**Exercise materials:**
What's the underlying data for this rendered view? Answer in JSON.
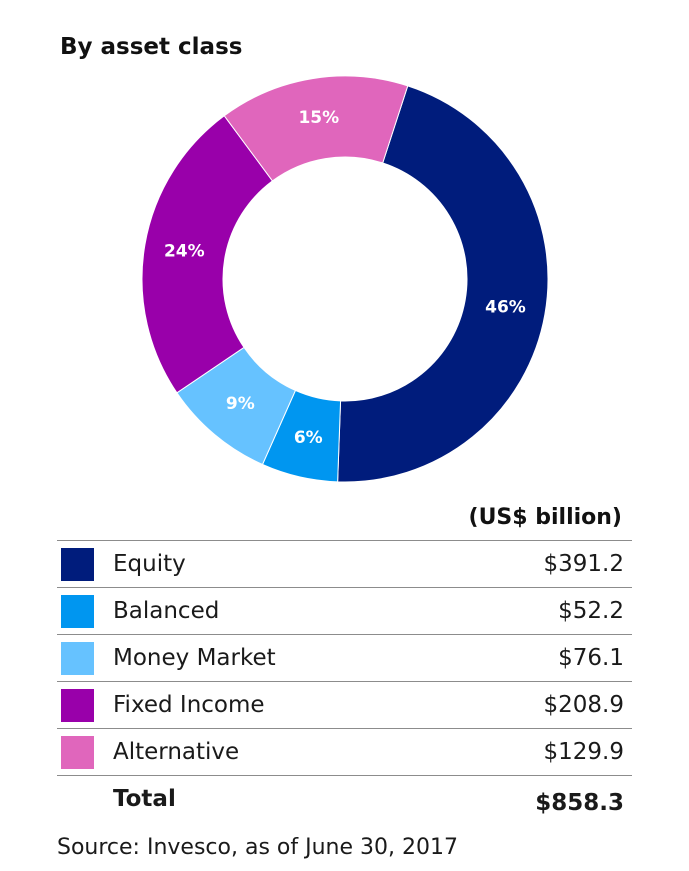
{
  "title": "By asset class",
  "unit_label": "(US$ billion)",
  "colors": {
    "equity": "#001c7c",
    "balanced": "#0096f0",
    "money_market": "#66c2ff",
    "fixed_income": "#9900aa",
    "alternative": "#e066bc"
  },
  "chart_data": {
    "type": "pie",
    "donut": true,
    "title": "By asset class",
    "categories": [
      "Equity",
      "Balanced",
      "Money Market",
      "Fixed Income",
      "Alternative"
    ],
    "values": [
      391.2,
      52.2,
      76.1,
      208.9,
      129.9
    ],
    "percent_labels": [
      "46%",
      "6%",
      "9%",
      "24%",
      "15%"
    ],
    "colors": [
      "#001c7c",
      "#0096f0",
      "#66c2ff",
      "#9900aa",
      "#e066bc"
    ],
    "start_angle_deg": 18,
    "direction": "clockwise"
  },
  "legend": [
    {
      "label": "Equity",
      "value": "$391.2",
      "color": "#001c7c"
    },
    {
      "label": "Balanced",
      "value": "$52.2",
      "color": "#0096f0"
    },
    {
      "label": "Money Market",
      "value": "$76.1",
      "color": "#66c2ff"
    },
    {
      "label": "Fixed Income",
      "value": "$208.9",
      "color": "#9900aa"
    },
    {
      "label": "Alternative",
      "value": "$129.9",
      "color": "#e066bc"
    }
  ],
  "total": {
    "label": "Total",
    "value": "$858.3"
  },
  "source": "Source: Invesco, as of June 30, 2017"
}
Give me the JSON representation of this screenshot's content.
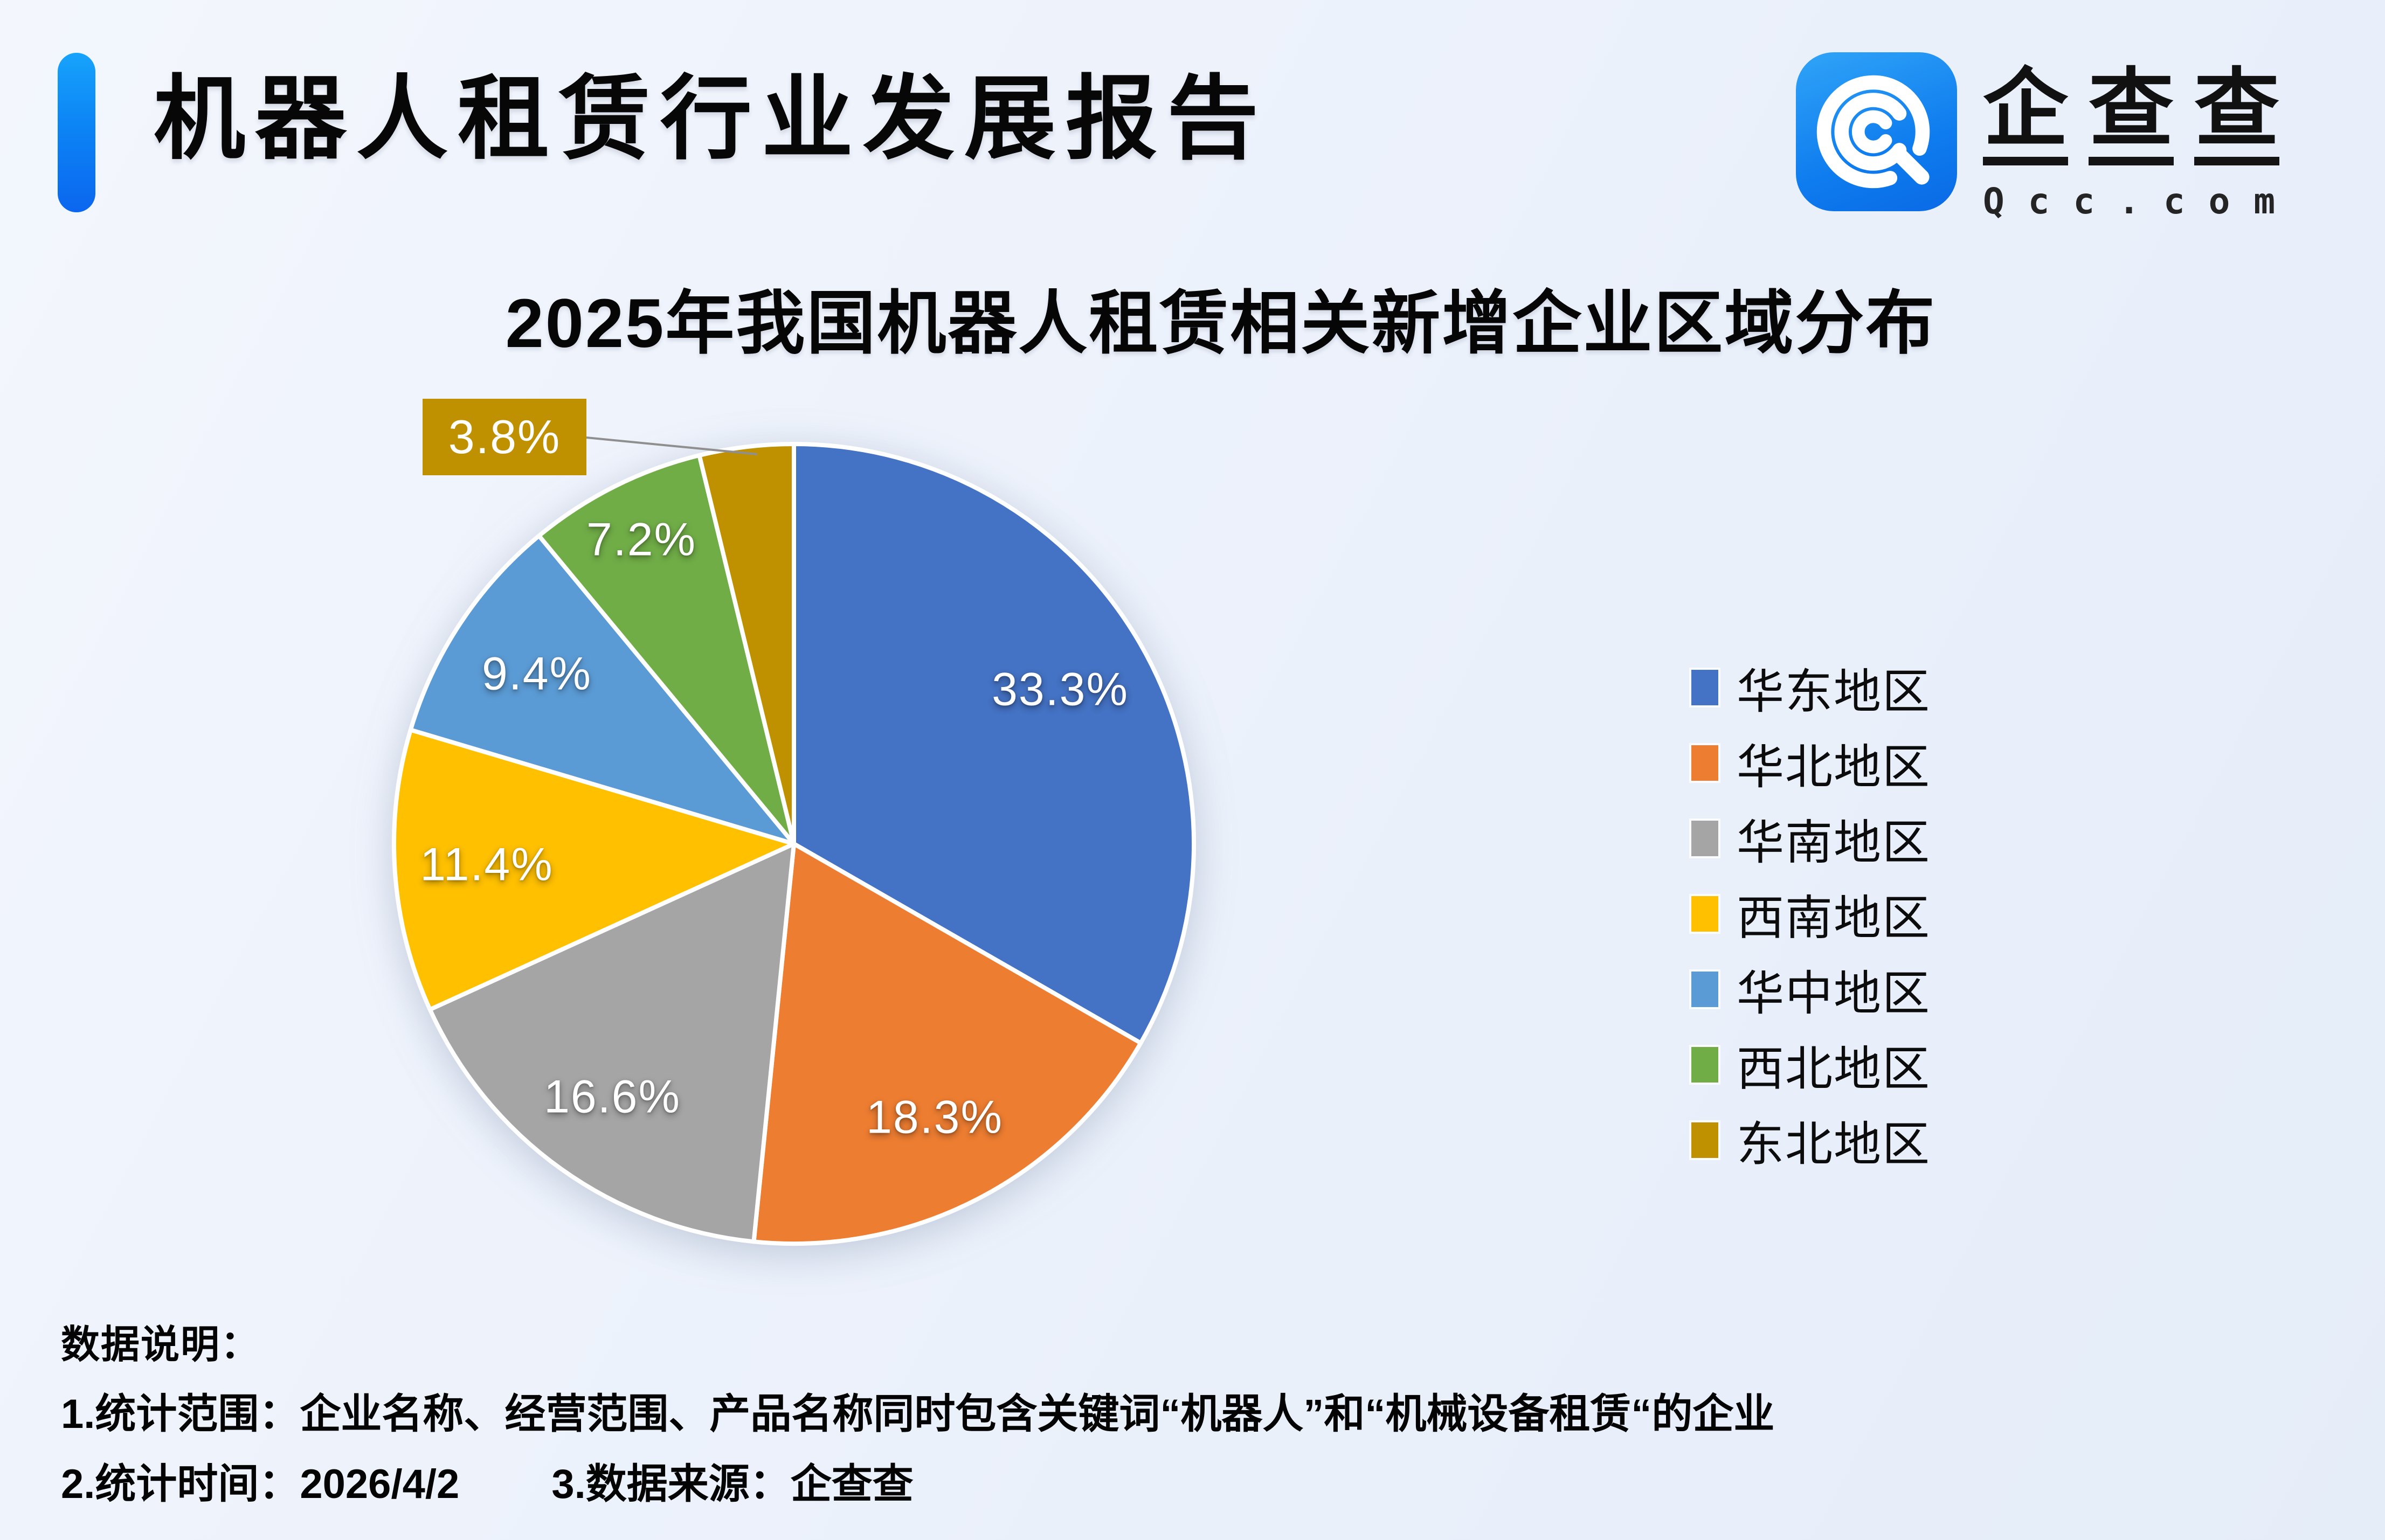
{
  "header": {
    "title": "机器人租赁行业发展报告",
    "accent_color_top": "#17a3fc",
    "accent_color_bottom": "#0b66ef"
  },
  "logo": {
    "name": "企查查",
    "domain": "Qcc.com",
    "icon": "qcc-spiral-q-icon",
    "icon_color": "#0e7cee"
  },
  "chart_data": {
    "type": "pie",
    "title": "2025年我国机器人租赁相关新增企业区域分布",
    "unit": "percent",
    "start_angle_deg": 0,
    "direction": "clockwise",
    "legend_position": "right",
    "slices": [
      {
        "label": "华东地区",
        "value": 33.3,
        "display": "33.3%",
        "color": "#4472C4"
      },
      {
        "label": "华北地区",
        "value": 18.3,
        "display": "18.3%",
        "color": "#ED7D31"
      },
      {
        "label": "华南地区",
        "value": 16.6,
        "display": "16.6%",
        "color": "#A5A5A5"
      },
      {
        "label": "西南地区",
        "value": 11.4,
        "display": "11.4%",
        "color": "#FFC000"
      },
      {
        "label": "华中地区",
        "value": 9.4,
        "display": "9.4%",
        "color": "#5B9BD5"
      },
      {
        "label": "西北地区",
        "value": 7.2,
        "display": "7.2%",
        "color": "#70AD47"
      },
      {
        "label": "东北地区",
        "value": 3.8,
        "display": "3.8%",
        "color": "#BF9000",
        "callout": true
      }
    ]
  },
  "notes": {
    "heading": "数据说明：",
    "line1": "1.统计范围：企业名称、经营范围、产品名称同时包含关键词“机器人”和“机械设备租赁“的企业",
    "line2_items": [
      "2.统计时间：2026/4/2",
      "3.数据来源：企查查"
    ]
  }
}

**Written problem:**
Take the data above and repeat it exactly, leaving each picture out.

**Exercise response:**
What's the underlying data for this rendered view? Answer in JSON.
{
  "title": "By asset class",
  "unit_label": "(US$ billion)",
  "colors": {
    "equity": "#001c7c",
    "balanced": "#0096f0",
    "money_market": "#66c2ff",
    "fixed_income": "#9900aa",
    "alternative": "#e066bc"
  },
  "chart_data": {
    "type": "pie",
    "donut": true,
    "title": "By asset class",
    "categories": [
      "Equity",
      "Balanced",
      "Money Market",
      "Fixed Income",
      "Alternative"
    ],
    "values": [
      391.2,
      52.2,
      76.1,
      208.9,
      129.9
    ],
    "percent_labels": [
      "46%",
      "6%",
      "9%",
      "24%",
      "15%"
    ],
    "colors": [
      "#001c7c",
      "#0096f0",
      "#66c2ff",
      "#9900aa",
      "#e066bc"
    ],
    "start_angle_deg": 18,
    "direction": "clockwise"
  },
  "legend": [
    {
      "label": "Equity",
      "value": "$391.2",
      "color": "#001c7c"
    },
    {
      "label": "Balanced",
      "value": "$52.2",
      "color": "#0096f0"
    },
    {
      "label": "Money Market",
      "value": "$76.1",
      "color": "#66c2ff"
    },
    {
      "label": "Fixed Income",
      "value": "$208.9",
      "color": "#9900aa"
    },
    {
      "label": "Alternative",
      "value": "$129.9",
      "color": "#e066bc"
    }
  ],
  "total": {
    "label": "Total",
    "value": "$858.3"
  },
  "source": "Source: Invesco, as of June 30, 2017"
}
Give me the JSON representation of this screenshot's content.
{
  "header": {
    "title": "机器人租赁行业发展报告",
    "accent_color_top": "#17a3fc",
    "accent_color_bottom": "#0b66ef"
  },
  "logo": {
    "name": "企查查",
    "domain": "Qcc.com",
    "icon": "qcc-spiral-q-icon",
    "icon_color": "#0e7cee"
  },
  "chart_data": {
    "type": "pie",
    "title": "2025年我国机器人租赁相关新增企业区域分布",
    "unit": "percent",
    "start_angle_deg": 0,
    "direction": "clockwise",
    "legend_position": "right",
    "slices": [
      {
        "label": "华东地区",
        "value": 33.3,
        "display": "33.3%",
        "color": "#4472C4"
      },
      {
        "label": "华北地区",
        "value": 18.3,
        "display": "18.3%",
        "color": "#ED7D31"
      },
      {
        "label": "华南地区",
        "value": 16.6,
        "display": "16.6%",
        "color": "#A5A5A5"
      },
      {
        "label": "西南地区",
        "value": 11.4,
        "display": "11.4%",
        "color": "#FFC000"
      },
      {
        "label": "华中地区",
        "value": 9.4,
        "display": "9.4%",
        "color": "#5B9BD5"
      },
      {
        "label": "西北地区",
        "value": 7.2,
        "display": "7.2%",
        "color": "#70AD47"
      },
      {
        "label": "东北地区",
        "value": 3.8,
        "display": "3.8%",
        "color": "#BF9000",
        "callout": true
      }
    ]
  },
  "notes": {
    "heading": "数据说明：",
    "line1": "1.统计范围：企业名称、经营范围、产品名称同时包含关键词“机器人”和“机械设备租赁“的企业",
    "line2_items": [
      "2.统计时间：2026/4/2",
      "3.数据来源：企查查"
    ]
  }
}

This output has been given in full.